• [EXERCISE AIM] In the entries below, count every line containing "课改沙龙". Return the number and nothing else.

• [GIVEN RECORDS]
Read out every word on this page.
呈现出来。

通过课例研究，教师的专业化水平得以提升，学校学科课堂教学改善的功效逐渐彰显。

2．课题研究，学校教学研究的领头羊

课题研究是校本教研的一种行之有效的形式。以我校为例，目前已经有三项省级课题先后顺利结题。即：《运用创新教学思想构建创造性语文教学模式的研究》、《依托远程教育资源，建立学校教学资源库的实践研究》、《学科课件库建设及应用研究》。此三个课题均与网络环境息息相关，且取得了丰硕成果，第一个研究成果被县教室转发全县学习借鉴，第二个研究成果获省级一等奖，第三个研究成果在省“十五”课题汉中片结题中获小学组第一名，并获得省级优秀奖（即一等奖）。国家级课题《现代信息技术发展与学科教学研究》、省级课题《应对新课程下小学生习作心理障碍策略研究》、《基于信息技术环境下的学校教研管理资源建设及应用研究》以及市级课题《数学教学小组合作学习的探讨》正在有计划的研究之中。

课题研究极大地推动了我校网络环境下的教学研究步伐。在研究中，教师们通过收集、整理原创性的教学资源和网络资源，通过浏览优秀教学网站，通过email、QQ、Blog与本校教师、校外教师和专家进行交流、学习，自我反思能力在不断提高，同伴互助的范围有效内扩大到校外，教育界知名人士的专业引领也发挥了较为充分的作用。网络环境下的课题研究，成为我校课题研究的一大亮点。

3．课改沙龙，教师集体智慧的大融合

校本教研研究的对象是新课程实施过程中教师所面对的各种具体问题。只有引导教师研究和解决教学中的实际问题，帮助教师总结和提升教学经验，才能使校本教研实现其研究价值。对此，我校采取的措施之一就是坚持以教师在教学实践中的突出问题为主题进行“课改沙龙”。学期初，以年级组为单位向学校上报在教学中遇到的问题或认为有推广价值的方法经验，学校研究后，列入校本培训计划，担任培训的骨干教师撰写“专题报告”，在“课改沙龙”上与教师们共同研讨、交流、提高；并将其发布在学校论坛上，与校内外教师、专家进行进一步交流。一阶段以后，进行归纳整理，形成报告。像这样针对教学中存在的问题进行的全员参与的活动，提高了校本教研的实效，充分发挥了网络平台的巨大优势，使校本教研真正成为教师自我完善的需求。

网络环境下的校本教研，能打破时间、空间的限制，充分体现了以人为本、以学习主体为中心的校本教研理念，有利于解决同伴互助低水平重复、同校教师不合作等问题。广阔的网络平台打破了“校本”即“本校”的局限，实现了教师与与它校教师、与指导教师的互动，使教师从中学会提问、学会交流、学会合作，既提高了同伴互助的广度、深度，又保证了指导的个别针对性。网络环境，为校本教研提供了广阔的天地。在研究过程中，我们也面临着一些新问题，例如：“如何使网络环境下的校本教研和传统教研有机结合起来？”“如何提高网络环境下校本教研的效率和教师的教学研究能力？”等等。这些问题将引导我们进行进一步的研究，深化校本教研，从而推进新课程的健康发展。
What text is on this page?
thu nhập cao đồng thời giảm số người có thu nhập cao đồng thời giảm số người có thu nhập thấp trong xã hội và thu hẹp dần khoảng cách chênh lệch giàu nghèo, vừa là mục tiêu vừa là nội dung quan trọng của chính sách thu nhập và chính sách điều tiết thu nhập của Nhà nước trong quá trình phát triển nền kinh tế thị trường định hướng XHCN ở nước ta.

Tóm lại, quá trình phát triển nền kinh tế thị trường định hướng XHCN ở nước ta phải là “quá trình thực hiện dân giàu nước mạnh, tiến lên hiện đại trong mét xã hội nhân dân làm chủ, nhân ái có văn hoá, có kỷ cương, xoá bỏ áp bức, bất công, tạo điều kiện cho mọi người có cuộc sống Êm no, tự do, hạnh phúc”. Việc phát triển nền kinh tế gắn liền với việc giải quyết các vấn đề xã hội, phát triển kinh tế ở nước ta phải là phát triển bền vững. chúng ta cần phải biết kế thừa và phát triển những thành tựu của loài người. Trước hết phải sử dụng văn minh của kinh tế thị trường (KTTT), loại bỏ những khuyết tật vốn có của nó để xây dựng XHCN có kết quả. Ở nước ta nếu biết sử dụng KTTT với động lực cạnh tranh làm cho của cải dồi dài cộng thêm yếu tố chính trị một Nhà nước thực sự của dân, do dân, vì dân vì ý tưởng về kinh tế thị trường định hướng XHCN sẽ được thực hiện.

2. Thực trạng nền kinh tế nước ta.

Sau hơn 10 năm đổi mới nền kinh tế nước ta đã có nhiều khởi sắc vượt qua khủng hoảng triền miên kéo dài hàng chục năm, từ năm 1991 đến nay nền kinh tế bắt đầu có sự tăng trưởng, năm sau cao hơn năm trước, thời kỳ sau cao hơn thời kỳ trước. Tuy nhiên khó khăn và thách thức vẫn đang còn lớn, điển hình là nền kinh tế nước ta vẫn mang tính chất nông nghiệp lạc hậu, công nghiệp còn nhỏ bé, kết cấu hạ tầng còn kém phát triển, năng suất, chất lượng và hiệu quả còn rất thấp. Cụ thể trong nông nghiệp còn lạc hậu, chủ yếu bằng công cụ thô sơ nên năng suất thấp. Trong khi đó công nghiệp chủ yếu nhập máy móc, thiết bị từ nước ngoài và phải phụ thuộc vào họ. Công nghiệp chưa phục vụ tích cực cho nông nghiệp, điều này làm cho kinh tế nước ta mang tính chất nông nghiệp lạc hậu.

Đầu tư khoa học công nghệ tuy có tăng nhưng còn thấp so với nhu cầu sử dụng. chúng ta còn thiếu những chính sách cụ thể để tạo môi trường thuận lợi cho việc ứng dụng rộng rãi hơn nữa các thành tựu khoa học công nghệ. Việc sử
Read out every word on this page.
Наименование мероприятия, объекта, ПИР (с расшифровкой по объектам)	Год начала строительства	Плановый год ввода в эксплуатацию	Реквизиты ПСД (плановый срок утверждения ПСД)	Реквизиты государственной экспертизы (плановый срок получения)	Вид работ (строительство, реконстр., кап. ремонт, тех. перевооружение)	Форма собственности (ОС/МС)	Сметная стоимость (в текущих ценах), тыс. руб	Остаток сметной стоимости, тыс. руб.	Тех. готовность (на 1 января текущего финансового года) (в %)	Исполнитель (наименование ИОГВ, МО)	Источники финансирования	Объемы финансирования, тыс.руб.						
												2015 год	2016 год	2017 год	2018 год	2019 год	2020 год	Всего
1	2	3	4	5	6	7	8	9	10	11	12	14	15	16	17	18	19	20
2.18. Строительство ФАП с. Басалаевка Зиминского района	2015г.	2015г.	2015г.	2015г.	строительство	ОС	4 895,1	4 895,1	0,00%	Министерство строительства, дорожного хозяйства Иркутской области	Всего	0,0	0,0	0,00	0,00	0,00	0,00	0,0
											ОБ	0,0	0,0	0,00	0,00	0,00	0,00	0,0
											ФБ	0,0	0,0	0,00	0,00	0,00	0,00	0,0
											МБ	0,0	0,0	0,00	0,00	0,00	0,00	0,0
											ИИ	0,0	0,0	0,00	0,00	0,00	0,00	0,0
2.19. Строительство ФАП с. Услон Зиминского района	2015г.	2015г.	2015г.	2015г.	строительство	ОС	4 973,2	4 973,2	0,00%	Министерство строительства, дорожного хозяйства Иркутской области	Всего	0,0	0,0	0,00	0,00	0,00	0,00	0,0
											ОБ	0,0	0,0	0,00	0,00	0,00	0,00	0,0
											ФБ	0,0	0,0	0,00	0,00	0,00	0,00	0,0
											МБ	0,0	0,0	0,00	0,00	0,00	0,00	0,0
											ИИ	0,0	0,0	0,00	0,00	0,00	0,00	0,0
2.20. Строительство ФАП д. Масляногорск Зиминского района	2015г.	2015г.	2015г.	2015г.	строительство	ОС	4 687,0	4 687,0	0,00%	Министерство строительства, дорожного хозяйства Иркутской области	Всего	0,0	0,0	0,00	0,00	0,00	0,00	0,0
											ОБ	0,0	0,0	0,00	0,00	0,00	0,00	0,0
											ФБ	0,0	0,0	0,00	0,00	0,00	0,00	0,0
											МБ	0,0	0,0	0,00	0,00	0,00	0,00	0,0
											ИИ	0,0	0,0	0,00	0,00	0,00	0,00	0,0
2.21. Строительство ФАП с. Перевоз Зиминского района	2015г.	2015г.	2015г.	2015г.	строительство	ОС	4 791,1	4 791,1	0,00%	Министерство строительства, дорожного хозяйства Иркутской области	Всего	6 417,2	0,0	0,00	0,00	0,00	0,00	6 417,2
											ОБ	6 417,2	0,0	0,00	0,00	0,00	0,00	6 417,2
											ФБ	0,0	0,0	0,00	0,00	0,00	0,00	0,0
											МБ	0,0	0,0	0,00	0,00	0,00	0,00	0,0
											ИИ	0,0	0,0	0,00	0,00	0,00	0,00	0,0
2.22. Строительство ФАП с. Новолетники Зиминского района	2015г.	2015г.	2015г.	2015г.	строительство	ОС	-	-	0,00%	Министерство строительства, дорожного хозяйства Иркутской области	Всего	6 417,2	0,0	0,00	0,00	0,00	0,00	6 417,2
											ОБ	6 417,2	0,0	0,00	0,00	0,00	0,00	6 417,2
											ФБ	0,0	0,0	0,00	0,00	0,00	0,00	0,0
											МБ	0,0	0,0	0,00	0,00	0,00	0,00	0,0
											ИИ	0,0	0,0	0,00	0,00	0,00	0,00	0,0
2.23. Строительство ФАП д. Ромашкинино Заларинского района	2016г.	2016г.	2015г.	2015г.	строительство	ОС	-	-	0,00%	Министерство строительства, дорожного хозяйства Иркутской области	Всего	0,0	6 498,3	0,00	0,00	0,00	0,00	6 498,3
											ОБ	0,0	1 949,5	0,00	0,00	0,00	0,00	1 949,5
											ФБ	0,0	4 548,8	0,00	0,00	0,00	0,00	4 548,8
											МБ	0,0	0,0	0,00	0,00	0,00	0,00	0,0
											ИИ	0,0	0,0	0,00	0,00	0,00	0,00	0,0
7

• [RESULT FOR THIS TASK] 2